■ WHAT YOU HAVE TO DO: Find how many lines in the data below include the word "Olthuis", then write only that number.

(Stored items)
§
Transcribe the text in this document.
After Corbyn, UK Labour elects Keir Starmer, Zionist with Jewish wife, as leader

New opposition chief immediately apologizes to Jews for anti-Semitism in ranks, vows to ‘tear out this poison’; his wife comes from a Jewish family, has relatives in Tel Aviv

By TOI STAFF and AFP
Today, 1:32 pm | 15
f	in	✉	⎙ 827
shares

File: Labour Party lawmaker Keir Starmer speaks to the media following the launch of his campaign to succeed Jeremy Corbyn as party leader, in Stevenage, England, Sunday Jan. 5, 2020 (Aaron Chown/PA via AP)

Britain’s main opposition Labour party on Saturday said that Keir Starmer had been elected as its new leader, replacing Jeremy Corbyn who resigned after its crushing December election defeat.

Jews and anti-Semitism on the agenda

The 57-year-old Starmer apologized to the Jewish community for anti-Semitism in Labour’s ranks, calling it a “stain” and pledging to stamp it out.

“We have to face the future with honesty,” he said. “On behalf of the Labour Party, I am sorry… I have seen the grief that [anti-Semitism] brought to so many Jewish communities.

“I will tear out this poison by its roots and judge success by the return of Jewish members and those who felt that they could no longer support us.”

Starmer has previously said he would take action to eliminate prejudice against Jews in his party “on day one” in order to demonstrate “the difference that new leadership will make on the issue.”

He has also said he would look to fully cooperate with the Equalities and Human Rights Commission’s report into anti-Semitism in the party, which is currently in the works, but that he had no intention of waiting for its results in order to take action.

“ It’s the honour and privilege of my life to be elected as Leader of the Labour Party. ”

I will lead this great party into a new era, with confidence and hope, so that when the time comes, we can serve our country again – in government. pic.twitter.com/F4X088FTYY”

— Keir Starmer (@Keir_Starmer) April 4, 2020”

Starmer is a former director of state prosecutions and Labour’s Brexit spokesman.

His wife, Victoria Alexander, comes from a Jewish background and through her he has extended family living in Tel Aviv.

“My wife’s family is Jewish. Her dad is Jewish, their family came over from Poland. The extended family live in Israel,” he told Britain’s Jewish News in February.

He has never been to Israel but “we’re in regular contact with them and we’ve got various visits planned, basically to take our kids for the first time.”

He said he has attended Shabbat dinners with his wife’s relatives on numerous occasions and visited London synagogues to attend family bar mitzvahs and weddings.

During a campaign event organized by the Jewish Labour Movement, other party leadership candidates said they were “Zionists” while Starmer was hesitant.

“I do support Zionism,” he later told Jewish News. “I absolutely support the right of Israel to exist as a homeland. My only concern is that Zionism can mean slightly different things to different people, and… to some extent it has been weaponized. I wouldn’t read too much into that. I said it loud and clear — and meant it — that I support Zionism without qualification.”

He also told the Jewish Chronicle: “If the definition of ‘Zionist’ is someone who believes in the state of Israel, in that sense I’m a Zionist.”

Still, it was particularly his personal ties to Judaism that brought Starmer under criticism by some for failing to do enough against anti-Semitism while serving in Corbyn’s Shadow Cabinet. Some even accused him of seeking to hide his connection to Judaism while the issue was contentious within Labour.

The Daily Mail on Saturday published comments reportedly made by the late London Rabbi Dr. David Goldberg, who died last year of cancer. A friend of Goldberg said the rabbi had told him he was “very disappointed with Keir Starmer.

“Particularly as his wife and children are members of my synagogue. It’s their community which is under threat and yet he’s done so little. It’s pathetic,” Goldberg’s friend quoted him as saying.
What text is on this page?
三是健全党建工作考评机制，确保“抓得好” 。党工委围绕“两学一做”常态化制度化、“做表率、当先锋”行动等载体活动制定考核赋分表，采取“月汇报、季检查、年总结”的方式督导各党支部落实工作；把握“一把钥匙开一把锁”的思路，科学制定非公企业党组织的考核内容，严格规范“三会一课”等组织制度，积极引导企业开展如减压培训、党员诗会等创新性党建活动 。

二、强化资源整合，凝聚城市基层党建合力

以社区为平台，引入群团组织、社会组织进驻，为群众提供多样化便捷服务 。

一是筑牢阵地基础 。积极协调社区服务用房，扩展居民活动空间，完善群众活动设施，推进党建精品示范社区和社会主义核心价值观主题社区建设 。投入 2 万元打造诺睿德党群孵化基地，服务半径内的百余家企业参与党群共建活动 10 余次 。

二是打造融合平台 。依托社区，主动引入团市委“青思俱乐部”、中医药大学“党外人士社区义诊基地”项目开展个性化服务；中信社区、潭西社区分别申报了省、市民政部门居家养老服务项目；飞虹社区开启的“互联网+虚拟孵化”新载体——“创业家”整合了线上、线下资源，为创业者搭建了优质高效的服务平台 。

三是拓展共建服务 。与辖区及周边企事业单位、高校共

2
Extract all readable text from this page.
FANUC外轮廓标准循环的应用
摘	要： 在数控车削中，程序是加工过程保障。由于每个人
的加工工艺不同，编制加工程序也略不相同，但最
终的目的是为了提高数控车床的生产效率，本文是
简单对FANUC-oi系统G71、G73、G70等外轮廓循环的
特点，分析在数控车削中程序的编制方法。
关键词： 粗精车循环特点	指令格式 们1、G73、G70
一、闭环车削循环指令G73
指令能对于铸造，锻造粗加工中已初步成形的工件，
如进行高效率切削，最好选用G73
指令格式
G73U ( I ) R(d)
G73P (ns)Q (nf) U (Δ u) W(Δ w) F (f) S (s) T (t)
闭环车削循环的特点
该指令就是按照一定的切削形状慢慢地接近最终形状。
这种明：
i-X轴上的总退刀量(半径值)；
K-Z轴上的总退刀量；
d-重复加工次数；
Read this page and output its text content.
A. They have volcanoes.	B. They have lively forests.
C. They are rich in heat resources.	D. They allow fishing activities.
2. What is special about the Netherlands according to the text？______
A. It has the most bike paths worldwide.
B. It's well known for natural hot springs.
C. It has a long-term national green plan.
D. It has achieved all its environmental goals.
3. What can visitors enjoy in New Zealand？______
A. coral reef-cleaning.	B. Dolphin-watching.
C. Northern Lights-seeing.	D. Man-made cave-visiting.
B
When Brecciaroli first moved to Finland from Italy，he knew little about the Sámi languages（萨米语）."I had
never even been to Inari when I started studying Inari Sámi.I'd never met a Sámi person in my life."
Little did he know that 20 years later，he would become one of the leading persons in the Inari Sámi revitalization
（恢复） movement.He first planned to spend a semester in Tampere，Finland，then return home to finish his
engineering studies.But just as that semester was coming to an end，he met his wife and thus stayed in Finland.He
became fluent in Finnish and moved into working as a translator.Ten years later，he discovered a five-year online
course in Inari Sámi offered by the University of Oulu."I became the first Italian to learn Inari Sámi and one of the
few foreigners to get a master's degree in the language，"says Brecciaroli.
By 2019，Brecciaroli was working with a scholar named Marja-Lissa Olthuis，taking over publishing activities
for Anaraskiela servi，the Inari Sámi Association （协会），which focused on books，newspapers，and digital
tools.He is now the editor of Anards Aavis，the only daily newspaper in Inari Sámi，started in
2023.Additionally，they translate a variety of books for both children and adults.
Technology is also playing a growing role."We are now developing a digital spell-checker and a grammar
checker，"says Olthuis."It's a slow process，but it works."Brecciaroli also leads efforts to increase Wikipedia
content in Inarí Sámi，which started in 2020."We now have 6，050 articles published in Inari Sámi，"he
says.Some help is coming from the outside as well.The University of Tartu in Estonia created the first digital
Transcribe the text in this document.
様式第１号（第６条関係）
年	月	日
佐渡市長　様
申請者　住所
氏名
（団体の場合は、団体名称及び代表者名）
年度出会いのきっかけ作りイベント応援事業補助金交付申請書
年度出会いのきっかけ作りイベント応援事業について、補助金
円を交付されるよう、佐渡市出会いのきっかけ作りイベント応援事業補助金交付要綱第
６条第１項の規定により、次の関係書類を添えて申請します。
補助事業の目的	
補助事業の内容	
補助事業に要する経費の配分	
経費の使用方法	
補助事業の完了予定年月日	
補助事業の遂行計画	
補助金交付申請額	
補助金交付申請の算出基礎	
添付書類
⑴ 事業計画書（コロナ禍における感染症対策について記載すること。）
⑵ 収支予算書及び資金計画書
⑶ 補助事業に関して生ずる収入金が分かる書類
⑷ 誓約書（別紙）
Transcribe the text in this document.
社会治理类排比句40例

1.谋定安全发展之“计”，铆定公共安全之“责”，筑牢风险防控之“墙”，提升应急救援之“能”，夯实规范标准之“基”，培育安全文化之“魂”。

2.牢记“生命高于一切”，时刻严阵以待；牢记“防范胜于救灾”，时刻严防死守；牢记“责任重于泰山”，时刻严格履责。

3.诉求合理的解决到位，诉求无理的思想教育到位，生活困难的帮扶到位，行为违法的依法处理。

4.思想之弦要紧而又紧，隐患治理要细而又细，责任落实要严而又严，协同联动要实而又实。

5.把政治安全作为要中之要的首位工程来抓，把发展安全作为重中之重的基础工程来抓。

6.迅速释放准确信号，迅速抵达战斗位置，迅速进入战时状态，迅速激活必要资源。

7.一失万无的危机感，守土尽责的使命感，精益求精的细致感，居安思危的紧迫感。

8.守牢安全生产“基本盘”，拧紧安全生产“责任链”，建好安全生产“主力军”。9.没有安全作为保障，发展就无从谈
§
■ EXERCISE RESPONSE: 2